A decisão foi tomada após o STF analisar informações encaminhadas pelos próprios tribunais sobre pagamentos realizados nos últimos meses. Segundo os ministros, foram identificados casos que não estariam de acordo com as regras estabelecidas pela Corte.
Além da suspensão dos pagamentos, o Supremo determinou a devolução de valores considerados indevidos. As decisões foram proferidas em processos relacionados ao tema pelos ministros Alexandre de Moraes, Flávio Dino, Cristiano Zanin e Gilmar Mendes.
Moraes determinou que os tribunais encaminhem ao STF, no prazo de 72 horas, a relação dos magistrados que receberam valores fora das regras. Os presidentes das cortes terão cinco dias para comprovar ao Supremo que suspenderam os pagamentos considerados incompatíveis com os critérios definidos pela Corte.
As medidas atingem os Tribunais de Justiça do Maranhão, Rio de Janeiro, Distrito Federal, Rio Grande do Norte, Paraná, Goiás e Rondônia.
Limite para pagamentos extras
Neste ano, o STF estabeleceu que determinadas verbas adicionais não podem ultrapassar, em um único mês, o equivalente a 70% do salário de um magistrado.
Desse percentual, até 35% podem corresponder a parcelas relacionadas ao tempo de serviço. Outros 35% são destinados a verbas indenizatórias, que têm como objetivo compensar despesas ou situações previstas na legislação.

(Entradas de dados armazenados)
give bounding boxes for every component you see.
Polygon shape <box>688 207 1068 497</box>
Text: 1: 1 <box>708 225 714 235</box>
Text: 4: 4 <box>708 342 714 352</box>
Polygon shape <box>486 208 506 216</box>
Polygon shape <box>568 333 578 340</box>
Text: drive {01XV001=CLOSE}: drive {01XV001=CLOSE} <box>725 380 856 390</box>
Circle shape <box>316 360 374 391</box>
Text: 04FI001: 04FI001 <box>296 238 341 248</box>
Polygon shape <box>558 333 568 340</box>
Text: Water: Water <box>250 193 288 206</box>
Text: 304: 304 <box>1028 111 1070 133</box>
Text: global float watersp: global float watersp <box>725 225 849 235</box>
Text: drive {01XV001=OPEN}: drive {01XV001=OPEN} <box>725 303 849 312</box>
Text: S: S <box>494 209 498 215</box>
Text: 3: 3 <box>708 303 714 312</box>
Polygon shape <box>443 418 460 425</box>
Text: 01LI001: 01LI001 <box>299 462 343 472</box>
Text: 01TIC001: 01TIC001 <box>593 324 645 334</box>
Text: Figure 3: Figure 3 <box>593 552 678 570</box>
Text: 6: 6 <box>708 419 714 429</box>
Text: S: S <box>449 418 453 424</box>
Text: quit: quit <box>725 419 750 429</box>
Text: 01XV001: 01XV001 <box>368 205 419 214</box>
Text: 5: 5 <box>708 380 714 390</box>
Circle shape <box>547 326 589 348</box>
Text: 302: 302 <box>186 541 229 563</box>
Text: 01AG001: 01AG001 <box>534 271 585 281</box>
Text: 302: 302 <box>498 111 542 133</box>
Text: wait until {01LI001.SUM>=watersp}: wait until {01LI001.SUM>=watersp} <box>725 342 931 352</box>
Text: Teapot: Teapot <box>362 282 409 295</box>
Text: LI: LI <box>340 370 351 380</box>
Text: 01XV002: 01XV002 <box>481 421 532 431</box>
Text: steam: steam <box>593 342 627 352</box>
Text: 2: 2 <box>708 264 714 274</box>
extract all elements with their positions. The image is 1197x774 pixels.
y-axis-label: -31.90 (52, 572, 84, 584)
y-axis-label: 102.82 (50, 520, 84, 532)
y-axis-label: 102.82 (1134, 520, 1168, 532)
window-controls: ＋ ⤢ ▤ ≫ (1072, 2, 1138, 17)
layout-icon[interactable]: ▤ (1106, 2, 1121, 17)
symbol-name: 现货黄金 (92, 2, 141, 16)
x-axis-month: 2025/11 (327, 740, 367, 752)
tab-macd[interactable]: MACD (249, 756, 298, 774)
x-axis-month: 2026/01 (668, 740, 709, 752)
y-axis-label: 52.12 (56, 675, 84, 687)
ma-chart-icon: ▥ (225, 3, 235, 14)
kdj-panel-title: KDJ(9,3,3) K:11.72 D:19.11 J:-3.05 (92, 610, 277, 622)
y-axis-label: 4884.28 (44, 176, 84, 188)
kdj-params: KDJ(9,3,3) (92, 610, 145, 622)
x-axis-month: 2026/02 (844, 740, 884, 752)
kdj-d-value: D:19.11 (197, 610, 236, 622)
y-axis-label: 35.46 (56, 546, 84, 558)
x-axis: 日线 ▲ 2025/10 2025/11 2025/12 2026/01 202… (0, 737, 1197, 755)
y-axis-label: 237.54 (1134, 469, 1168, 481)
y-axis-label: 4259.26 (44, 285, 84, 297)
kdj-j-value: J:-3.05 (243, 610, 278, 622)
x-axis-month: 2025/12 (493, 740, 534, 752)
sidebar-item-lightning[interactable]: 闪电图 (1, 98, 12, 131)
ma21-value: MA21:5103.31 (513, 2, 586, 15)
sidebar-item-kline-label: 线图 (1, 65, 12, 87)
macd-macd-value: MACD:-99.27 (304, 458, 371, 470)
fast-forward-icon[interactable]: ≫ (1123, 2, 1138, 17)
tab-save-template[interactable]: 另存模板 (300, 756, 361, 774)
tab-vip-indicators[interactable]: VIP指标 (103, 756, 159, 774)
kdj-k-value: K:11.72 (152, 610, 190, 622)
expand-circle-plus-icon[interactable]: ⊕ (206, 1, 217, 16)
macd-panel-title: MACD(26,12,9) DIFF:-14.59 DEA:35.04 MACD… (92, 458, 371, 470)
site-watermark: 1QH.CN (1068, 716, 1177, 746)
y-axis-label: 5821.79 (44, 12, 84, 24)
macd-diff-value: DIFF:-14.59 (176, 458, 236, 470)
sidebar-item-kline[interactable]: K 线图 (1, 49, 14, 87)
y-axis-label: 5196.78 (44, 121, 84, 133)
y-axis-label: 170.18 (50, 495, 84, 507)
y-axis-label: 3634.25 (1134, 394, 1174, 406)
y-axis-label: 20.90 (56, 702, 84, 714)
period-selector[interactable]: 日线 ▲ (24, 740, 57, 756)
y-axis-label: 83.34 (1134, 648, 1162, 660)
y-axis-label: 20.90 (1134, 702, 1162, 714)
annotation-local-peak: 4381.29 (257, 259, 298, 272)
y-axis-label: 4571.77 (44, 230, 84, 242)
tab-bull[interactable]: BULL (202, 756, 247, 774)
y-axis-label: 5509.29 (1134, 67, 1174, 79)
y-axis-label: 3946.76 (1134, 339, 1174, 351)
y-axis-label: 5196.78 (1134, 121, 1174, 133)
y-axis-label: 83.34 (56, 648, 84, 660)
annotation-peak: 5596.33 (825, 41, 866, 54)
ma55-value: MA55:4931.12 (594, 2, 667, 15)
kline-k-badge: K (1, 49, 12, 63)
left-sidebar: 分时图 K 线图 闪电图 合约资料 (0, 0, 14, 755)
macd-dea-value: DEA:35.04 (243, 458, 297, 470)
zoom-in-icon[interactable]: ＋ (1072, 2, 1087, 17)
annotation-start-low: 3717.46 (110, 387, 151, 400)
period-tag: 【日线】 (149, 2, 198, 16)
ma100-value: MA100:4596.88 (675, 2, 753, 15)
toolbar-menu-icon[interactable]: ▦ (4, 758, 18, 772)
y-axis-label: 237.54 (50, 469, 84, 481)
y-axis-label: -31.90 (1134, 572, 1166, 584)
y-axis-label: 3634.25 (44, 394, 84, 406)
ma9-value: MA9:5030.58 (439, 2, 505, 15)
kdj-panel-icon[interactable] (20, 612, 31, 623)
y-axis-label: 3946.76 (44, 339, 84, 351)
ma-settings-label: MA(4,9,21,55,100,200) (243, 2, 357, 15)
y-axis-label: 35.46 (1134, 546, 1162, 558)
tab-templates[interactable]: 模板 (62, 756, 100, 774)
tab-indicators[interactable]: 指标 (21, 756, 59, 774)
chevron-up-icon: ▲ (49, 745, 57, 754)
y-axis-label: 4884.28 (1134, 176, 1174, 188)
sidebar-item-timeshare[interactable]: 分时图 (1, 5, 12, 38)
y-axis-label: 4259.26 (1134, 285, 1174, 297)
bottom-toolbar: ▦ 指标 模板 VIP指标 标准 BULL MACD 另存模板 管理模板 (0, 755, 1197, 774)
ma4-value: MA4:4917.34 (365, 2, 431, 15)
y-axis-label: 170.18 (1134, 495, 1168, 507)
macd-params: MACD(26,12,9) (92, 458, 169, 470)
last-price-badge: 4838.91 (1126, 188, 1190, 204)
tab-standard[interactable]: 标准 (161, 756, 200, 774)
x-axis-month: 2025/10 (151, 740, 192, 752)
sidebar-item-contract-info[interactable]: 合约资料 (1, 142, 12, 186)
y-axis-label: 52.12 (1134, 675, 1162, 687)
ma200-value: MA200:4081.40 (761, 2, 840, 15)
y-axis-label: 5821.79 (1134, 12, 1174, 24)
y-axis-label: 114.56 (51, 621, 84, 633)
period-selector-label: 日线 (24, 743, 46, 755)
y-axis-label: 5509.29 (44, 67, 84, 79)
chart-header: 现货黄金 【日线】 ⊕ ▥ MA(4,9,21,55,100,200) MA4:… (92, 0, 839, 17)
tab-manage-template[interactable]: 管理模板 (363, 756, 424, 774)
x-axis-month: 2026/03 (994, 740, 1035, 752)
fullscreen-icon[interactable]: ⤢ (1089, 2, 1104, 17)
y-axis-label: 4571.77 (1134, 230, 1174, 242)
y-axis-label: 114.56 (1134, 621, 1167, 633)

**Conjunto de tarefas**
A: Segundo a notícia sobre os pagamentos a magistrados suspensos pelo STF, em quantas horas os tribunais devem enviar ao Supremo a relação dos magistrados que receberam valores fora das regras?
B: Dê seguimento à notícia sobre os pagamentos a magistrados suspensos pelo STF, começando logo após a última frase apresentada.
Este material tem origem em outra fonte.

**Respostas**
A: No prazo de 72 horas.

B:
O Supremo também definiu quais pagamentos podem ser considerados legais e proibiu os tribunais de criar novas modalidades de indenização para ampliar os valores recebidos pelos magistrados.
Valores pagos
Os documentos analisados pelo STF apontaram pagamentos elevados em diferentes estados.
No Maranhão, um magistrado tinha previsão de receber mais de R$ 3,2 milhões, divididos em 12 parcelas, referentes a verbas rescisórias. Ainda segundo os dados apresentados na decisão, mais de 300 magistrados do estado receberam pelo menos R$ 100 mil na folha de abril.
No Distrito Federal, uma magistrada recebeu R$ 490 mil em maio. No Rio de Janeiro, outra magistrada recebeu R$ 200 mil no mesmo mês.
No Rio Grande do Norte, um magistrado recebeu R$ 554 mil em abril e outros R$ 544 mil em maio.
No Paraná, 73 magistrados receberam mais de R$ 100 mil em abril. Em Goiás, nove magistrados receberam mais de R$ 200 mil, enquanto 130 magistrados e pensionistas receberam valores superiores a R$ 100 mil no mesmo mês.
Em Rondônia, cerca de 90% dos magistrados do Tribunal de Justiça receberam mais de R$ 100 mil em abril.
A decisão de Alexandre de Moraes também cita outros pagamentos identificados nos documentos encaminhados pelos tribunais e considerados incompatíveis com as regras estabelecidas pelo STF.